Convert the data, starting with its first line and going on through the line with "wire R6 left", into a Markdown table with the columns Row and Line. Leave out blank lines.

Records from a collection
═══
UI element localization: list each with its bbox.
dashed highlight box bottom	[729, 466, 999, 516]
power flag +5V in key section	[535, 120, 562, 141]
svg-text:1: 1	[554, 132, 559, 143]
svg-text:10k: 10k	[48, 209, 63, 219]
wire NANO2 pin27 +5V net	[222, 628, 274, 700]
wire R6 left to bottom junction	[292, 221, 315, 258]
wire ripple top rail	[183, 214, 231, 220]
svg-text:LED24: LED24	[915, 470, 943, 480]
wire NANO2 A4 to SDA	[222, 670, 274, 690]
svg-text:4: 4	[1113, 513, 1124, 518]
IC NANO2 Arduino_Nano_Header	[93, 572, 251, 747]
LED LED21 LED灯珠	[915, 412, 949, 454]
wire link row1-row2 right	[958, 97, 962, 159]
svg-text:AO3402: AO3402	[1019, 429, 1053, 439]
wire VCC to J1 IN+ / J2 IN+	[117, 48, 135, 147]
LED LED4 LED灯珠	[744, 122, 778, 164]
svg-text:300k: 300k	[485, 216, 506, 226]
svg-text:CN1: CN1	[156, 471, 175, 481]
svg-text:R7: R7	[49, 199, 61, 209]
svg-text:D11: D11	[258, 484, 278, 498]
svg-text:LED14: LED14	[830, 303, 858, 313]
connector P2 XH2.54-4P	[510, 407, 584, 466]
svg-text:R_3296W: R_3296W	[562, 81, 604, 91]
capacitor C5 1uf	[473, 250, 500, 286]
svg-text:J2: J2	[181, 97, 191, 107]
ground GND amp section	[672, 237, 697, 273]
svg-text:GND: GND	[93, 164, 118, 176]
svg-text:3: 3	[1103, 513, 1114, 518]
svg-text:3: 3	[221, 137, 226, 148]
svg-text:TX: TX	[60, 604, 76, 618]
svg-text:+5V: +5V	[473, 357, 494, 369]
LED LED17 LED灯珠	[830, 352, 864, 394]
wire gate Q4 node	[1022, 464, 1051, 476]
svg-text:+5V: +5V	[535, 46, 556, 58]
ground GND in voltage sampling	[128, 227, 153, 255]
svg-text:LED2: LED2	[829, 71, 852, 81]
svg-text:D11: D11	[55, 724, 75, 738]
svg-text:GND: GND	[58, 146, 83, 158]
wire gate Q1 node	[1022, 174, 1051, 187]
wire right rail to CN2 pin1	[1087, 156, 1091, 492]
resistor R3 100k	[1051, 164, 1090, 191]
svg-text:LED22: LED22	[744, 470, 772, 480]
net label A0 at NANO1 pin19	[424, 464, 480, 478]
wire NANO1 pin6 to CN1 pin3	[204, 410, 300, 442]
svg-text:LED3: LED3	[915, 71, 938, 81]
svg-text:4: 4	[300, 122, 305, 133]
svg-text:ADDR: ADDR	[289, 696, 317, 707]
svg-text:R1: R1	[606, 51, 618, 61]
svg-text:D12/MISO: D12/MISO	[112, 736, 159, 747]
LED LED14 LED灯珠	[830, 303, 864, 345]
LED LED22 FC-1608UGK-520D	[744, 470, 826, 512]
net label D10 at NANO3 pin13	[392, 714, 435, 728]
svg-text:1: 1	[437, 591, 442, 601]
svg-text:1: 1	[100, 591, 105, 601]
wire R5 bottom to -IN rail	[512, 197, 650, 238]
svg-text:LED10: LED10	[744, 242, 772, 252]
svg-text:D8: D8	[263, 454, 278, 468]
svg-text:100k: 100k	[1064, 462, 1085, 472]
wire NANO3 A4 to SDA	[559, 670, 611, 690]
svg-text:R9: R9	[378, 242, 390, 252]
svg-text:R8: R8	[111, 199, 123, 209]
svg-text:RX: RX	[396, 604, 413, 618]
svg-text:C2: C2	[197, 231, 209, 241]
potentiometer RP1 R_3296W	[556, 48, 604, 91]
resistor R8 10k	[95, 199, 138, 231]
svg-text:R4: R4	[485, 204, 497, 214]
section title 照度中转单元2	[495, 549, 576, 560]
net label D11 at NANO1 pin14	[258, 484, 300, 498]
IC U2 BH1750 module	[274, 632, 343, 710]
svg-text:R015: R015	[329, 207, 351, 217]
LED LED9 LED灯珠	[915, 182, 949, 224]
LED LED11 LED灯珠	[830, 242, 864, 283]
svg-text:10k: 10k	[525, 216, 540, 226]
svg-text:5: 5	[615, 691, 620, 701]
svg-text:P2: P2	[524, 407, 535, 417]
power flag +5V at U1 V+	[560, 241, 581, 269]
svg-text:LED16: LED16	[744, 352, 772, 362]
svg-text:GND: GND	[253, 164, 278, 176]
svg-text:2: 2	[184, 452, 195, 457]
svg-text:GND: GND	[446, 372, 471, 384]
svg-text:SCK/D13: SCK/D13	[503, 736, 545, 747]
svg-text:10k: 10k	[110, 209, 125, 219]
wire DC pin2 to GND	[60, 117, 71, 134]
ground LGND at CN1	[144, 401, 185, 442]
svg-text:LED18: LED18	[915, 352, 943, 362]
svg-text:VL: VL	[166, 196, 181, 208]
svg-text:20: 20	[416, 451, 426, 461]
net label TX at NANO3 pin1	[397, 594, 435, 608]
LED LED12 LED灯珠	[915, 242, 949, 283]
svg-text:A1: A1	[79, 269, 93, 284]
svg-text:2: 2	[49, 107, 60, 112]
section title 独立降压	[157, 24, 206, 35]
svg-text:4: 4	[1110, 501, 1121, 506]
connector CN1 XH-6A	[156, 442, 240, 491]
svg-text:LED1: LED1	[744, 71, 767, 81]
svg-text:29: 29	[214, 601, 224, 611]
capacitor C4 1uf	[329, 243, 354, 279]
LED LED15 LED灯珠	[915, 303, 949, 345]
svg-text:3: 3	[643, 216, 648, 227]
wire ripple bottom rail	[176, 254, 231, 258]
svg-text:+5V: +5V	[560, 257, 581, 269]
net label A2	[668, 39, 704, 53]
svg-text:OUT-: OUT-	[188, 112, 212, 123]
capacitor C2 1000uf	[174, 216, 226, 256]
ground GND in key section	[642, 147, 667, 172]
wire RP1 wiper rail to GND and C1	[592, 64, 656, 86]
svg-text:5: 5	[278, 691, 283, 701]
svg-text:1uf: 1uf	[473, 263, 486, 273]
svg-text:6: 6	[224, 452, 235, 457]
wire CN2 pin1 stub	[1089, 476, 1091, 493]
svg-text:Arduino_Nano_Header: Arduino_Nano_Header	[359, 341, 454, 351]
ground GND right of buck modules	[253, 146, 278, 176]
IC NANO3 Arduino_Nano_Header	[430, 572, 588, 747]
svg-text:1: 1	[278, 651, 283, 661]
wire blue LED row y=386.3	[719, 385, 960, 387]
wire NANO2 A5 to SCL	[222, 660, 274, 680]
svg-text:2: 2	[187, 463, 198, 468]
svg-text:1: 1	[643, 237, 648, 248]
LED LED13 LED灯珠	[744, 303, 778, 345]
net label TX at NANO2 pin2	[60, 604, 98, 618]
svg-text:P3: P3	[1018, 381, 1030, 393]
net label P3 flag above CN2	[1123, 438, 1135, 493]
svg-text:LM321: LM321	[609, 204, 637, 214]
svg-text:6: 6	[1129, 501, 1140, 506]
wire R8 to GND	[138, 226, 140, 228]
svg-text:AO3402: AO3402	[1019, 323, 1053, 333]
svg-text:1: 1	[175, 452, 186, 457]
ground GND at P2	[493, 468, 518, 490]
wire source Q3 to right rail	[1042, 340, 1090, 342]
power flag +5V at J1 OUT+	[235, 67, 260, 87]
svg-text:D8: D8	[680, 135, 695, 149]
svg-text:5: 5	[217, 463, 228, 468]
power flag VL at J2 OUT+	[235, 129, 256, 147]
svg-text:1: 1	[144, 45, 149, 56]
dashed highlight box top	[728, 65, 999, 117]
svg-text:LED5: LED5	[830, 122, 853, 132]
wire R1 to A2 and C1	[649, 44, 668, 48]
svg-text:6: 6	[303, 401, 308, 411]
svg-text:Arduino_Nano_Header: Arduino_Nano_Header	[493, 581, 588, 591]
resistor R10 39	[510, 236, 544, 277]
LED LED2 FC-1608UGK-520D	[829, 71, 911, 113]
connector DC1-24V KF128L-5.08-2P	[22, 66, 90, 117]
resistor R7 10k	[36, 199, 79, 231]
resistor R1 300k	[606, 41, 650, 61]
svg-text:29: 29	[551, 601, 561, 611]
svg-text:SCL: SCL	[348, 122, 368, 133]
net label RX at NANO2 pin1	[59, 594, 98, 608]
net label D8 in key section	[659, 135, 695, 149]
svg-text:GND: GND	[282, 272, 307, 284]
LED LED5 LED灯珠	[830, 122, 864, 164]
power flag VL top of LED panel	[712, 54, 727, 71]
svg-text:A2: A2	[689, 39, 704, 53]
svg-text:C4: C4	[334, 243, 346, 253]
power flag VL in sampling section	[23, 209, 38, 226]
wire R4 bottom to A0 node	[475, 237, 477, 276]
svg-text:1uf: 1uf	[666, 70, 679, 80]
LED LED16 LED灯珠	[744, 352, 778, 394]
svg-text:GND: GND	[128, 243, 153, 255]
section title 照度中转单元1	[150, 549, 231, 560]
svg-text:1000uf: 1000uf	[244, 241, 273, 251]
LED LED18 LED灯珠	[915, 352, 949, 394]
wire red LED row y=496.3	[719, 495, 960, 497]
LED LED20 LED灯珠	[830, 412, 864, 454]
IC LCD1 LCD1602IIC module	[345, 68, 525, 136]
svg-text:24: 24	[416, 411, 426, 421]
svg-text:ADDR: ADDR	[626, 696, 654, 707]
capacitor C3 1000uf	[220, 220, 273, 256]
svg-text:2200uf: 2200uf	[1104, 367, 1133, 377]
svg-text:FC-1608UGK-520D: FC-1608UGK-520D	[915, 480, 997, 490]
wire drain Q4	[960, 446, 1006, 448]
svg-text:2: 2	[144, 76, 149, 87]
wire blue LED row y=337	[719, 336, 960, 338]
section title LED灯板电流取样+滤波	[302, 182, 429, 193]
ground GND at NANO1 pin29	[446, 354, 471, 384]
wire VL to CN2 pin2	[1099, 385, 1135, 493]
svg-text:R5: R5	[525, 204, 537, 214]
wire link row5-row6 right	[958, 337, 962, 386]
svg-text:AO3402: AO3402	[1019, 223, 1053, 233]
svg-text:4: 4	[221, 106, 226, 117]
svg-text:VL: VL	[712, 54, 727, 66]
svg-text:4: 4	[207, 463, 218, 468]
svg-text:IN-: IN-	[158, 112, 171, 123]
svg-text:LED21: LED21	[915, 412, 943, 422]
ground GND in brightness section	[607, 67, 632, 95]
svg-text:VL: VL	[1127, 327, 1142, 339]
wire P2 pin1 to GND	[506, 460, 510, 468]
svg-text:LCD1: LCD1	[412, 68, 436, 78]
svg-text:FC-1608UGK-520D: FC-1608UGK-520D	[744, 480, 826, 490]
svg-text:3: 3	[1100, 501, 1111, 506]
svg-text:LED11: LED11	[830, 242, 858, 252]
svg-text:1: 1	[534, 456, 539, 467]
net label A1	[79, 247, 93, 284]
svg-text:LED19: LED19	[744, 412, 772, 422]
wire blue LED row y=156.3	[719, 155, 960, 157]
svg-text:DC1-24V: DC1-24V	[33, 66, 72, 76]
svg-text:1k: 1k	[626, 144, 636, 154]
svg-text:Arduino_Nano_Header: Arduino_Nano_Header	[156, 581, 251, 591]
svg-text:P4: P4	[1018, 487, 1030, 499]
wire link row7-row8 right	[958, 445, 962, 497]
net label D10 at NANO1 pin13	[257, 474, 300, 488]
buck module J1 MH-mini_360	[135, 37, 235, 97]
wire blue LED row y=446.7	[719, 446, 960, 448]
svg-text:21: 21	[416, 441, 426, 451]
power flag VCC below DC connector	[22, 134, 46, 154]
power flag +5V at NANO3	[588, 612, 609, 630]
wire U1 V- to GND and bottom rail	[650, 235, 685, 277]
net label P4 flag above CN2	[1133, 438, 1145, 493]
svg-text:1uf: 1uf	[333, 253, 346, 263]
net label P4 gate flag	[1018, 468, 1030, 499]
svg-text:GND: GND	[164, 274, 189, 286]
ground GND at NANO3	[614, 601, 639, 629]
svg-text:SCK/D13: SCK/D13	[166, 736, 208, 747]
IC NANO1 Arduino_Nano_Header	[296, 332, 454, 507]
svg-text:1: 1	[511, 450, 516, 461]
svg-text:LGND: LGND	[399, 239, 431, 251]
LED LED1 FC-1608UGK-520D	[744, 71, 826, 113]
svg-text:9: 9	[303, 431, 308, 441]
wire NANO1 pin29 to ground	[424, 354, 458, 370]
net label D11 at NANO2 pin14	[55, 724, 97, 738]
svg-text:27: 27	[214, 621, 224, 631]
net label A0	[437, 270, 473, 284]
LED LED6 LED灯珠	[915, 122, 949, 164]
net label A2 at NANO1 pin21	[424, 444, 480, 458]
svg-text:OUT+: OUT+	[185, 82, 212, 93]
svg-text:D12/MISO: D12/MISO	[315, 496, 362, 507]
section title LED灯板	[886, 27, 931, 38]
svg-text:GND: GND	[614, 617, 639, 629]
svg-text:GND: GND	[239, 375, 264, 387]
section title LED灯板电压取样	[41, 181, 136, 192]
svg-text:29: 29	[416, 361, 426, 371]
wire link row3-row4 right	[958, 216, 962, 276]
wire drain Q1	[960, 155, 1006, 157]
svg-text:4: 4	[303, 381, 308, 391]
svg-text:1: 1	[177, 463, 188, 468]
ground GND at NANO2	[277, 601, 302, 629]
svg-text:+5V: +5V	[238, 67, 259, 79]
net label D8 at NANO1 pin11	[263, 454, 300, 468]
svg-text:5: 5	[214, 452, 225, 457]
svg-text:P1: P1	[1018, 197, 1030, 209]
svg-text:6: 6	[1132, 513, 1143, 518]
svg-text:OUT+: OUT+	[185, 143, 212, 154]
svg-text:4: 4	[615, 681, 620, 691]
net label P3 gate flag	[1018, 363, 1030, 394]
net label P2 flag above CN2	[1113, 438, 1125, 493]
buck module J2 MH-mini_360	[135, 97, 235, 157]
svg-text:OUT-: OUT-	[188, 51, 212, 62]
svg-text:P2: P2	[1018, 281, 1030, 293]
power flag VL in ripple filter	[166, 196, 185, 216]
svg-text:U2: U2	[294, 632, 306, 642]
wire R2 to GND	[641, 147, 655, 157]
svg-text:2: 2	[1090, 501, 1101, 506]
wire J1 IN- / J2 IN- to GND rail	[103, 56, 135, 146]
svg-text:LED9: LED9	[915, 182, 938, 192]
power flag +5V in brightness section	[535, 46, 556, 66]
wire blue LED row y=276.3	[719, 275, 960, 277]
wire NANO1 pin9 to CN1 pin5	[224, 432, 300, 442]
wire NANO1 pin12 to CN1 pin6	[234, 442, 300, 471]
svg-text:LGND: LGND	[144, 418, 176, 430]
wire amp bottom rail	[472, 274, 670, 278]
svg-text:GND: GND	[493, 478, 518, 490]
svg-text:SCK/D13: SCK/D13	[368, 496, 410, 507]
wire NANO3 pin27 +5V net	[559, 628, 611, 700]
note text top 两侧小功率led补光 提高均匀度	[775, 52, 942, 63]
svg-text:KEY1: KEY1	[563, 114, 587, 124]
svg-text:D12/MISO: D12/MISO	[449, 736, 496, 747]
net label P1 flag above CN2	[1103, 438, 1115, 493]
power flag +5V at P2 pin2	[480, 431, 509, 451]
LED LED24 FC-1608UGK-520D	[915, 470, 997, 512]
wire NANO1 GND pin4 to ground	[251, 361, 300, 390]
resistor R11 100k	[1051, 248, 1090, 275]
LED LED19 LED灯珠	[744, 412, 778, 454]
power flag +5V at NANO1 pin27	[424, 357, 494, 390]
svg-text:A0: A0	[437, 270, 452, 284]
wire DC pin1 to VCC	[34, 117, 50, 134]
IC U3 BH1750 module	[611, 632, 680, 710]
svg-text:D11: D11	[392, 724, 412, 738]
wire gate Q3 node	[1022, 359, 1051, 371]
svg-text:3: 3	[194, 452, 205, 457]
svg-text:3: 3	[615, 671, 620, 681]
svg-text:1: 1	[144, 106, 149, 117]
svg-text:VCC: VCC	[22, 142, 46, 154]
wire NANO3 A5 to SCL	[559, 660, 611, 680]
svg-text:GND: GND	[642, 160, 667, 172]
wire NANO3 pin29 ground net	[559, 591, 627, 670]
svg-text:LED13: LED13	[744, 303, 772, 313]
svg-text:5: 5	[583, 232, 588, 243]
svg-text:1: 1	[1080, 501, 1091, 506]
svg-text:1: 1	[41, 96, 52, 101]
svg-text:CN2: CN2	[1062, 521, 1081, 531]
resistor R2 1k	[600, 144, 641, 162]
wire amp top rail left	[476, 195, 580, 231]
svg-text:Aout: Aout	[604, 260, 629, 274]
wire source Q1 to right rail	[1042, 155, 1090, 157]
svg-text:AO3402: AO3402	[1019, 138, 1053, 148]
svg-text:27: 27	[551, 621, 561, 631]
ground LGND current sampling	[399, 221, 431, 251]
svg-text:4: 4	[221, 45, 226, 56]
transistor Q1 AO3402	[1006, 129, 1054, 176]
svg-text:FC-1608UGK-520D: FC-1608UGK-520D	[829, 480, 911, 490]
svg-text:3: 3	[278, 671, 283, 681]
═══
§ Finished exercise:
| Row | Line |
|---|---|
| 1 | UI element localization: list each with its bbox. |
| 2 | dashed highlight box bottom	[729, 466, 999, 516] |
| 3 | power flag +5V in key section	[535, 120, 562, 141] |
| 4 | svg-text:1: 1	[554, 132, 559, 143] |
| 5 | svg-text:10k: 10k	[48, 209, 63, 219] |
| 6 | wire NANO2 pin27 +5V net	[222, 628, 274, 700] |
| 7 | wire R6 left to bottom junction	[292, 221, 315, 258] |